Aim of the exercise:
Starting at the line with "Transcribe the text in this document." and stopping at the final line, retype the data below exactly; do not carry over any pictures.

Data provided:
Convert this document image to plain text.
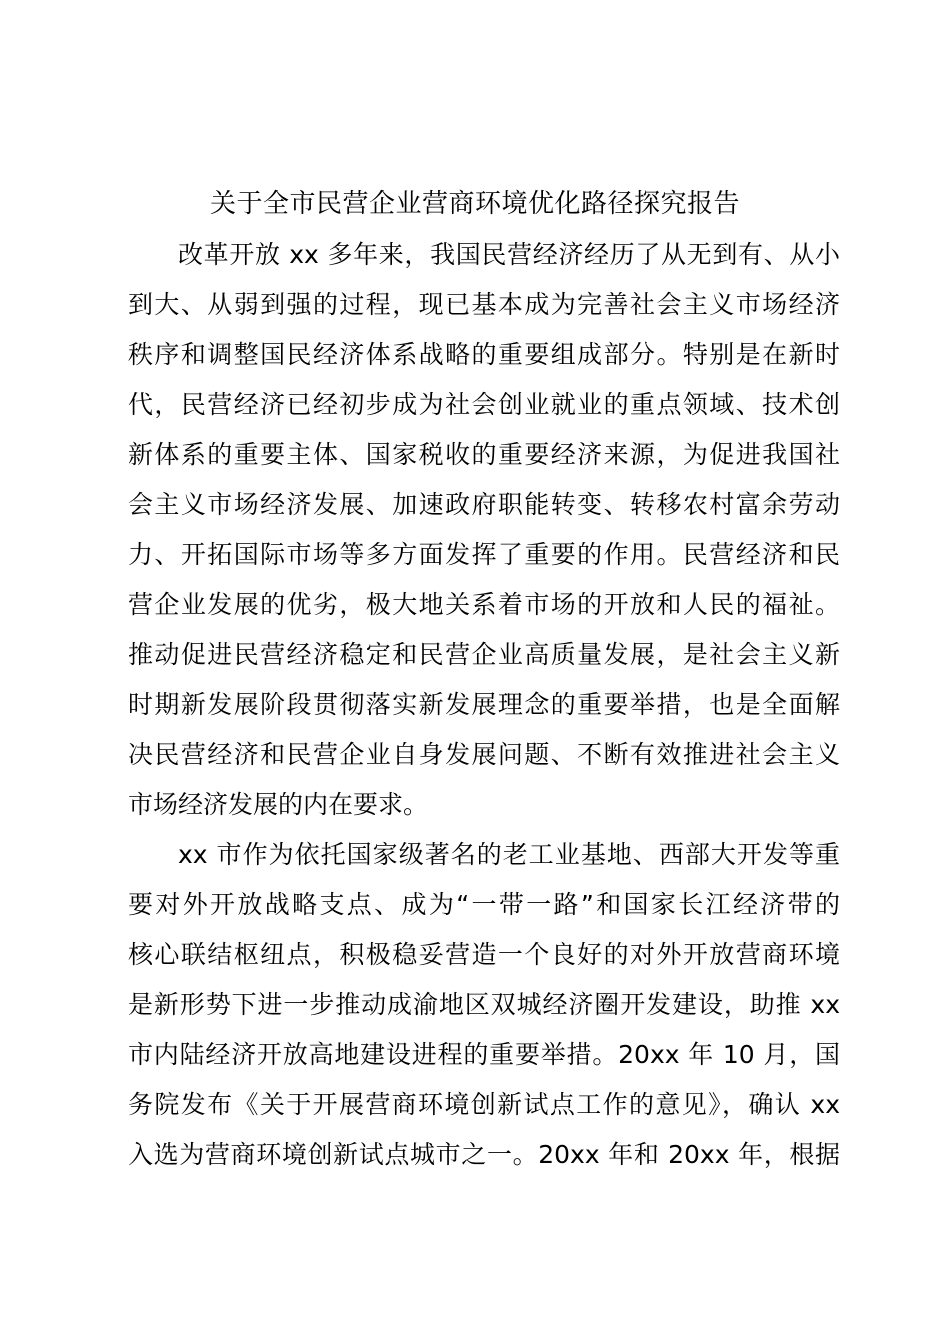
关于全市民营企业营商环境优化路径探究报告
改革开放 xx 多年来，我国民营经济经历了从无到有、从小
到大、从弱到强的过程，现已基本成为完善社会主义市场经济
秩序和调整国民经济体系战略的重要组成部分。特别是在新时
代，民营经济已经初步成为社会创业就业的重点领域、技术创
新体系的重要主体、国家税收的重要经济来源，为促进我国社
会主义市场经济发展、加速政府职能转变、转移农村富余劳动
力、开拓国际市场等多方面发挥了重要的作用。民营经济和民
营企业发展的优劣，极大地关系着市场的开放和人民的福祉。
推动促进民营经济稳定和民营企业高质量发展，是社会主义新
时期新发展阶段贯彻落实新发展理念的重要举措，也是全面解
决民营经济和民营企业自身发展问题、不断有效推进社会主义
市场经济发展的内在要求。
xx 市作为依托国家级著名的老工业基地、西部大开发等重
要对外开放战略支点、成为“一带一路”和国家长江经济带的
核心联结枢纽点，积极稳妥营造一个良好的对外开放营商环境
是新形势下进一步推动成渝地区双城经济圈开发建设，助推 xx
市内陆经济开放高地建设进程的重要举措。20xx 年 10 月，国
务院发布《关于开展营商环境创新试点工作的意见》，确认 xx
入选为营商环境创新试点城市之一。20xx 年和 20xx 年，根据
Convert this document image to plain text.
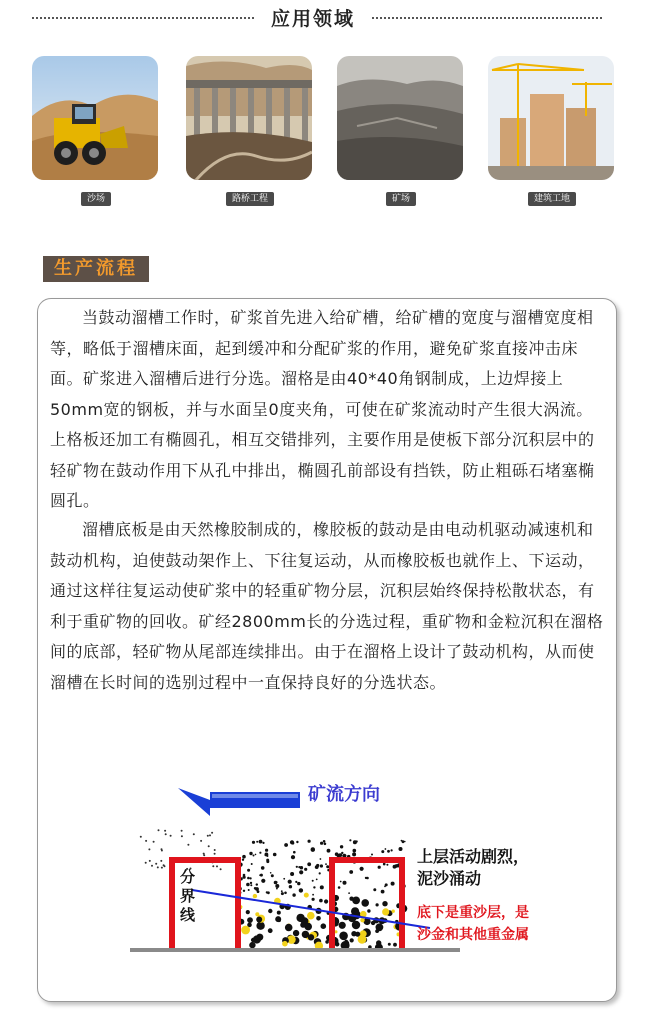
应用领域
沙场	路桥工程	矿场	建筑工地
生产流程

当鼓动溜槽工作时，矿浆首先进入给矿槽，给矿槽的宽度与溜槽宽度相等，略低于溜槽床面，起到缓冲和分配矿浆的作用，避免矿浆直接冲击床面。矿浆进入溜槽后进行分选。溜格是由40*40角钢制成，上边焊接上50mm宽的钢板，并与水面呈0度夹角，可使在矿浆流动时产生很大涡流。上格板还加工有椭圆孔，相互交错排列，主要作用是使板下部分沉积层中的轻矿物在鼓动作用下从孔中排出，椭圆孔前部设有挡铁，防止粗砾石堵塞椭圆孔。

溜槽底板是由天然橡胶制成的，橡胶板的鼓动是由电动机驱动减速机和鼓动机构，迫使鼓动架作上、下往复运动，从而橡胶板也就作上、下运动，通过这样往复运动使矿浆中的轻重矿物分层，沉积层始终保持松散状态，有利于重矿物的回收。矿经2800mm长的分选过程，重矿物和金粒沉积在溜格间的底部，轻矿物从尾部连续排出。由于在溜格上设计了鼓动机构，从而使溜槽在长时间的选别过程中一直保持良好的分选状态。

矿流方向
分界线
上层活动剧烈，
泥沙涌动
底下是重沙层，是
沙金和其他重金属
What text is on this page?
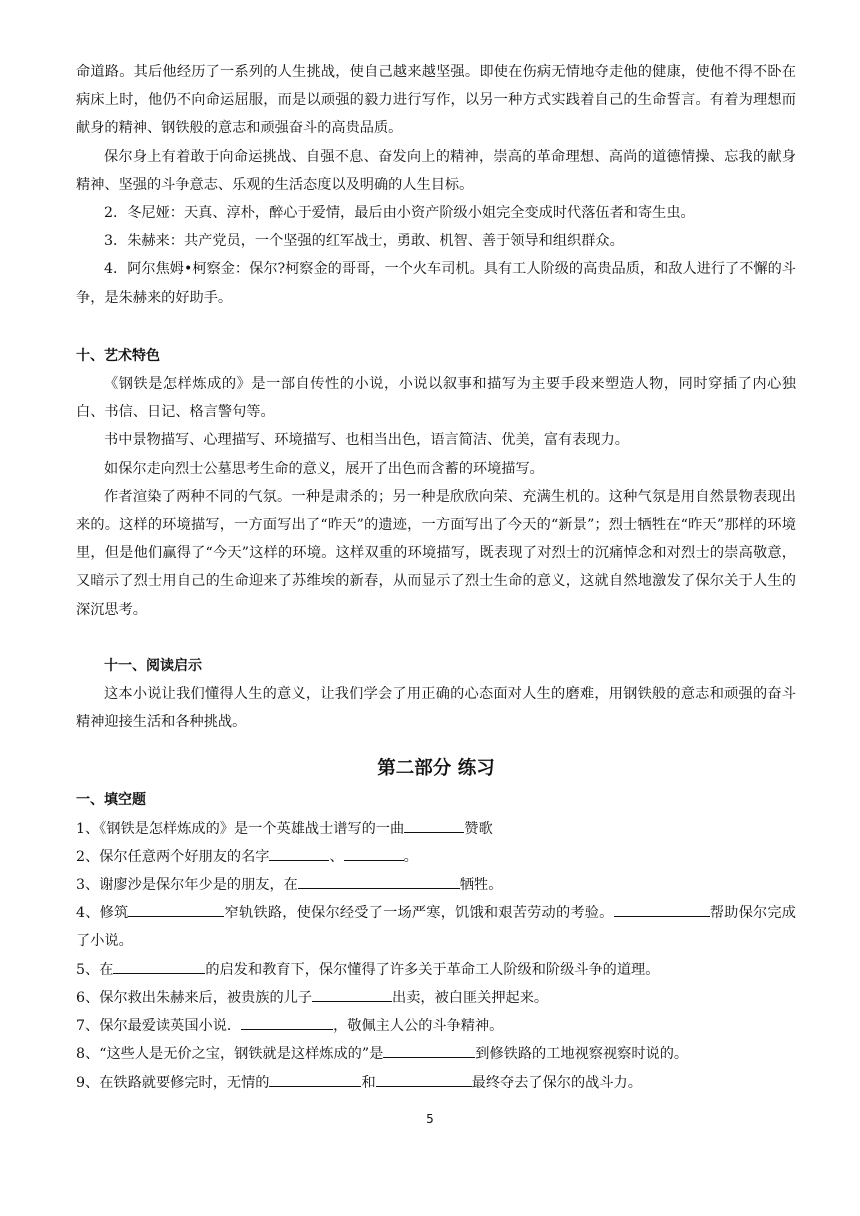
命道路。其后他经历了一系列的人生挑战，使自己越来越坚强。即使在伤病无情地夺走他的健康，使他不得不卧在病床上时，他仍不向命运屈服，而是以顽强的毅力进行写作，以另一种方式实践着自己的生命誓言。有着为理想而献身的精神、钢铁般的意志和顽强奋斗的高贵品质。

保尔身上有着敢于向命运挑战、自强不息、奋发向上的精神，崇高的革命理想、高尚的道德情操、忘我的献身精神、坚强的斗争意志、乐观的生活态度以及明确的人生目标。

2．冬尼娅：天真、淳朴，醉心于爱情，最后由小资产阶级小姐完全变成时代落伍者和寄生虫。

3．朱赫来：共产党员，一个坚强的红军战士，勇敢、机智、善于领导和组织群众。

4．阿尔焦姆•柯察金：保尔?柯察金的哥哥，一个火车司机。具有工人阶级的高贵品质，和敌人进行了不懈的斗争，是朱赫来的好助手。

十、艺术特色

《钢铁是怎样炼成的》是一部自传性的小说，小说以叙事和描写为主要手段来塑造人物，同时穿插了内心独白、书信、日记、格言警句等。

书中景物描写、心理描写、环境描写、也相当出色，语言简洁、优美，富有表现力。

如保尔走向烈士公墓思考生命的意义，展开了出色而含蓄的环境描写。

作者渲染了两种不同的气氛。一种是肃杀的；另一种是欣欣向荣、充满生机的。这种气氛是用自然景物表现出来的。这样的环境描写，一方面写出了“昨天”的遗迹，一方面写出了今天的“新景”；烈士牺牲在“昨天”那样的环境里，但是他们赢得了“今天”这样的环境。这样双重的环境描写，既表现了对烈士的沉痛悼念和对烈士的崇高敬意，又暗示了烈士用自己的生命迎来了苏维埃的新春，从而显示了烈士生命的意义，这就自然地激发了保尔关于人生的深沉思考。

十一、阅读启示

这本小说让我们懂得人生的意义，让我们学会了用正确的心态面对人生的磨难，用钢铁般的意志和顽强的奋斗精神迎接生活和各种挑战。

第二部分 练习

一、填空题

1、《钢铁是怎样炼成的》是一个英雄战士谱写的一曲	赞歌

2、保尔任意两个好朋友的名字	、	。

3、谢廖沙是保尔年少是的朋友，在	牺牲。

4、修筑	窄轨铁路，使保尔经受了一场严寒，饥饿和艰苦劳动的考验。	帮助保尔完成了小说。

5、在	的启发和教育下，保尔懂得了许多关于革命工人阶级和阶级斗争的道理。

6、保尔救出朱赫来后，被贵族的儿子	出卖，被白匪关押起来。

7、保尔最爱读英国小说．	，敬佩主人公的斗争精神。

8、“这些人是无价之宝，钢铁就是这样炼成的”是	到修铁路的工地视察视察时说的。

9、在铁路就要修完时，无情的	和	最终夺去了保尔的战斗力。

5
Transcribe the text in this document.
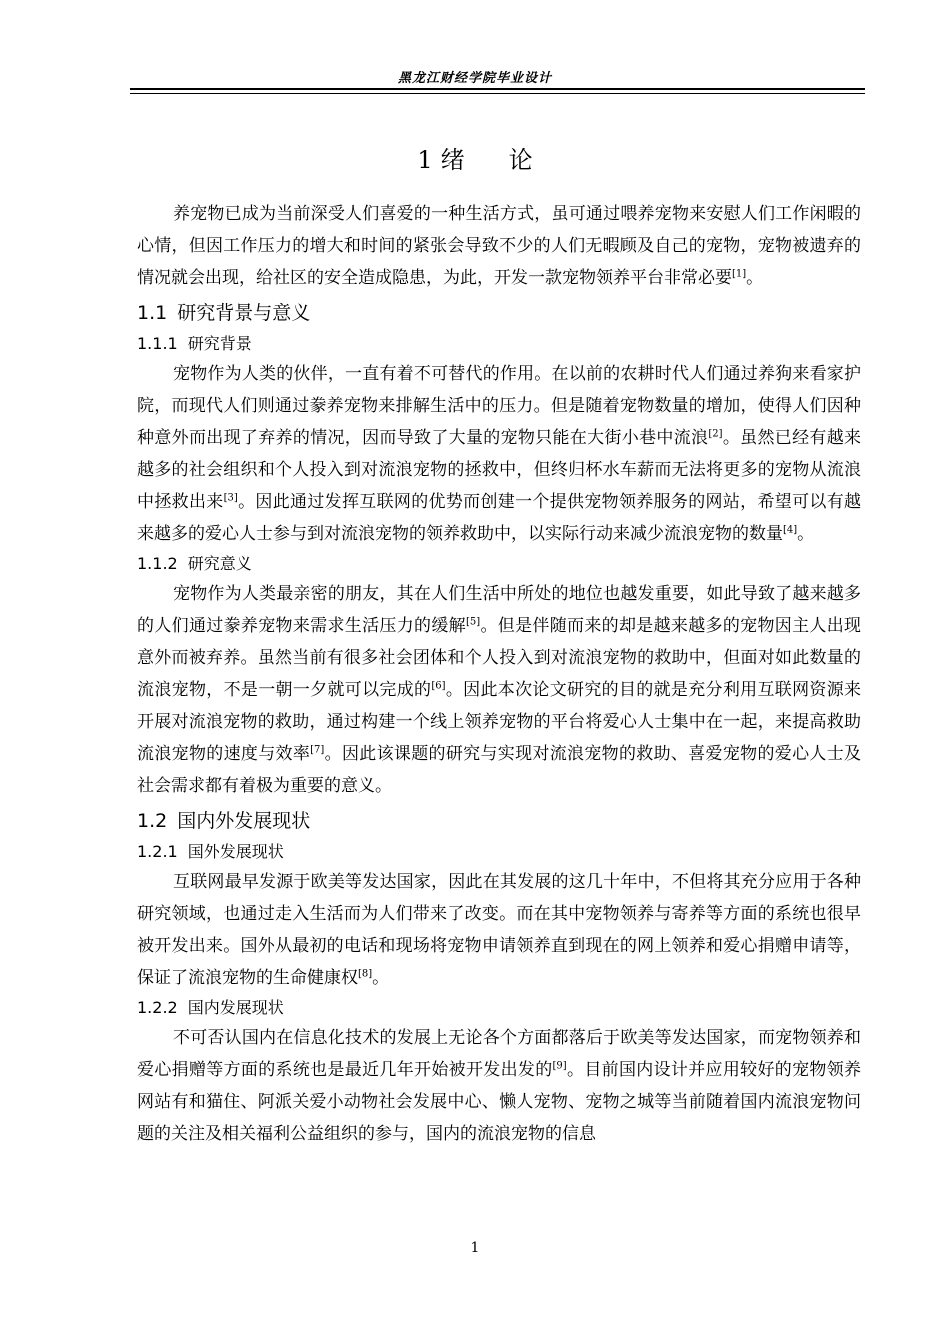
黑龙江财经学院毕业设计
1 绪 论

养宠物已成为当前深受人们喜爱的一种生活方式，虽可通过喂养宠物来安慰人们工作闲暇的心情，但因工作压力的增大和时间的紧张会导致不少的人们无暇顾及自己的宠物，宠物被遗弃的情况就会出现，给社区的安全造成隐患，为此，开发一款宠物领养平台非常必要[1]。

1.1 研究背景与意义
1.1.1 研究背景

宠物作为人类的伙伴，一直有着不可替代的作用。在以前的农耕时代人们通过养狗来看家护院，而现代人们则通过豢养宠物来排解生活中的压力。但是随着宠物数量的增加，使得人们因种种意外而出现了弃养的情况，因而导致了大量的宠物只能在大街小巷中流浪[2]。虽然已经有越来越多的社会组织和个人投入到对流浪宠物的拯救中，但终归杯水车薪而无法将更多的宠物从流浪中拯救出来[3]。因此通过发挥互联网的优势而创建一个提供宠物领养服务的网站，希望可以有越来越多的爱心人士参与到对流浪宠物的领养救助中，以实际行动来减少流浪宠物的数量[4]。

1.1.2 研究意义

宠物作为人类最亲密的朋友，其在人们生活中所处的地位也越发重要，如此导致了越来越多的人们通过豢养宠物来需求生活压力的缓解[5]。但是伴随而来的却是越来越多的宠物因主人出现意外而被弃养。虽然当前有很多社会团体和个人投入到对流浪宠物的救助中，但面对如此数量的流浪宠物，不是一朝一夕就可以完成的[6]。因此本次论文研究的目的就是充分利用互联网资源来开展对流浪宠物的救助，通过构建一个线上领养宠物的平台将爱心人士集中在一起，来提高救助流浪宠物的速度与效率[7]。因此该课题的研究与实现对流浪宠物的救助、喜爱宠物的爱心人士及社会需求都有着极为重要的意义。

1.2 国内外发展现状
1.2.1 国外发展现状

互联网最早发源于欧美等发达国家，因此在其发展的这几十年中，不但将其充分应用于各种研究领域，也通过走入生活而为人们带来了改变。而在其中宠物领养与寄养等方面的系统也很早被开发出来。国外从最初的电话和现场将宠物申请领养直到现在的网上领养和爱心捐赠申请等，保证了流浪宠物的生命健康权[8]。

1.2.2 国内发展现状

不可否认国内在信息化技术的发展上无论各个方面都落后于欧美等发达国家，而宠物领养和爱心捐赠等方面的系统也是最近几年开始被开发出发的[9]。目前国内设计并应用较好的宠物领养网站有和猫住、阿派关爱小动物社会发展中心、懒人宠物、宠物之城等当前随着国内流浪宠物问题的关注及相关福利公益组织的参与，国内的流浪宠物的信息

1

Reply:
Transcribe the text in this document.
黑龙江财经学院毕业设计
1 绪 论

养宠物已成为当前深受人们喜爱的一种生活方式，虽可通过喂养宠物来安慰人们工作闲暇的心情，但因工作压力的增大和时间的紧张会导致不少的人们无暇顾及自己的宠物，宠物被遗弃的情况就会出现，给社区的安全造成隐患，为此，开发一款宠物领养平台非常必要[1]。

1.1 研究背景与意义
1.1.1 研究背景

宠物作为人类的伙伴，一直有着不可替代的作用。在以前的农耕时代人们通过养狗来看家护院，而现代人们则通过豢养宠物来排解生活中的压力。但是随着宠物数量的增加，使得人们因种种意外而出现了弃养的情况，因而导致了大量的宠物只能在大街小巷中流浪[2]。虽然已经有越来越多的社会组织和个人投入到对流浪宠物的拯救中，但终归杯水车薪而无法将更多的宠物从流浪中拯救出来[3]。因此通过发挥互联网的优势而创建一个提供宠物领养服务的网站，希望可以有越来越多的爱心人士参与到对流浪宠物的领养救助中，以实际行动来减少流浪宠物的数量[4]。

1.1.2 研究意义

宠物作为人类最亲密的朋友，其在人们生活中所处的地位也越发重要，如此导致了越来越多的人们通过豢养宠物来需求生活压力的缓解[5]。但是伴随而来的却是越来越多的宠物因主人出现意外而被弃养。虽然当前有很多社会团体和个人投入到对流浪宠物的救助中，但面对如此数量的流浪宠物，不是一朝一夕就可以完成的[6]。因此本次论文研究的目的就是充分利用互联网资源来开展对流浪宠物的救助，通过构建一个线上领养宠物的平台将爱心人士集中在一起，来提高救助流浪宠物的速度与效率[7]。因此该课题的研究与实现对流浪宠物的救助、喜爱宠物的爱心人士及社会需求都有着极为重要的意义。

1.2 国内外发展现状
1.2.1 国外发展现状

互联网最早发源于欧美等发达国家，因此在其发展的这几十年中，不但将其充分应用于各种研究领域，也通过走入生活而为人们带来了改变。而在其中宠物领养与寄养等方面的系统也很早被开发出来。国外从最初的电话和现场将宠物申请领养直到现在的网上领养和爱心捐赠申请等，保证了流浪宠物的生命健康权[8]。

1.2.2 国内发展现状

不可否认国内在信息化技术的发展上无论各个方面都落后于欧美等发达国家，而宠物领养和爱心捐赠等方面的系统也是最近几年开始被开发出发的[9]。目前国内设计并应用较好的宠物领养网站有和猫住、阿派关爱小动物社会发展中心、懒人宠物、宠物之城等当前随着国内流浪宠物问题的关注及相关福利公益组织的参与，国内的流浪宠物的信息

1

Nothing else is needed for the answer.